*Records provided*

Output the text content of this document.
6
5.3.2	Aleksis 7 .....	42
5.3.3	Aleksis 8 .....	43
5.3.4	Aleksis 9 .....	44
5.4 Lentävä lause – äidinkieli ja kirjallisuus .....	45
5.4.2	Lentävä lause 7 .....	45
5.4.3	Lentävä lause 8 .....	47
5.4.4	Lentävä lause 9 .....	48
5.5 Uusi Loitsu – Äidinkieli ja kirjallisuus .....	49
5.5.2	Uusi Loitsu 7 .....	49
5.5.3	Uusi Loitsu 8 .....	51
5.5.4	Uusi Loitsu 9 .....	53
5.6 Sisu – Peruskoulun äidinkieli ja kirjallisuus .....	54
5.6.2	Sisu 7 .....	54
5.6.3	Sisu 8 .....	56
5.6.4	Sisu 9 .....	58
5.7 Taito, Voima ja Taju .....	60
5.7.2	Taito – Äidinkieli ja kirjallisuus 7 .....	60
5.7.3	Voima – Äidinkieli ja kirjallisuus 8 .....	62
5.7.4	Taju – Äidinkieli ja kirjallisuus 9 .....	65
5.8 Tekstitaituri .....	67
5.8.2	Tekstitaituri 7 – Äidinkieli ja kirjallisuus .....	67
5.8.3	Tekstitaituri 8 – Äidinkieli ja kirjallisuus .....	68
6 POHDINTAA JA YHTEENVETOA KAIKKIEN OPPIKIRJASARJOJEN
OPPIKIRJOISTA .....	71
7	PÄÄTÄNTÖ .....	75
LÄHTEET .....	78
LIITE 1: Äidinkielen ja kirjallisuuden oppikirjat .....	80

*Given request*
Every line above should be printed again exactly as it stands.

*Expected answer*
Output the text content of this document.
6
5.3.2	Aleksis 7 .....	42
5.3.3	Aleksis 8 .....	43
5.3.4	Aleksis 9 .....	44
5.4 Lentävä lause – äidinkieli ja kirjallisuus .....	45
5.4.2	Lentävä lause 7 .....	45
5.4.3	Lentävä lause 8 .....	47
5.4.4	Lentävä lause 9 .....	48
5.5 Uusi Loitsu – Äidinkieli ja kirjallisuus .....	49
5.5.2	Uusi Loitsu 7 .....	49
5.5.3	Uusi Loitsu 8 .....	51
5.5.4	Uusi Loitsu 9 .....	53
5.6 Sisu – Peruskoulun äidinkieli ja kirjallisuus .....	54
5.6.2	Sisu 7 .....	54
5.6.3	Sisu 8 .....	56
5.6.4	Sisu 9 .....	58
5.7 Taito, Voima ja Taju .....	60
5.7.2	Taito – Äidinkieli ja kirjallisuus 7 .....	60
5.7.3	Voima – Äidinkieli ja kirjallisuus 8 .....	62
5.7.4	Taju – Äidinkieli ja kirjallisuus 9 .....	65
5.8 Tekstitaituri .....	67
5.8.2	Tekstitaituri 7 – Äidinkieli ja kirjallisuus .....	67
5.8.3	Tekstitaituri 8 – Äidinkieli ja kirjallisuus .....	68
6 POHDINTAA JA YHTEENVETOA KAIKKIEN OPPIKIRJASARJOJEN
OPPIKIRJOISTA .....	71
7	PÄÄTÄNTÖ .....	75
LÄHTEET .....	78
LIITE 1: Äidinkielen ja kirjallisuuden oppikirjat .....	80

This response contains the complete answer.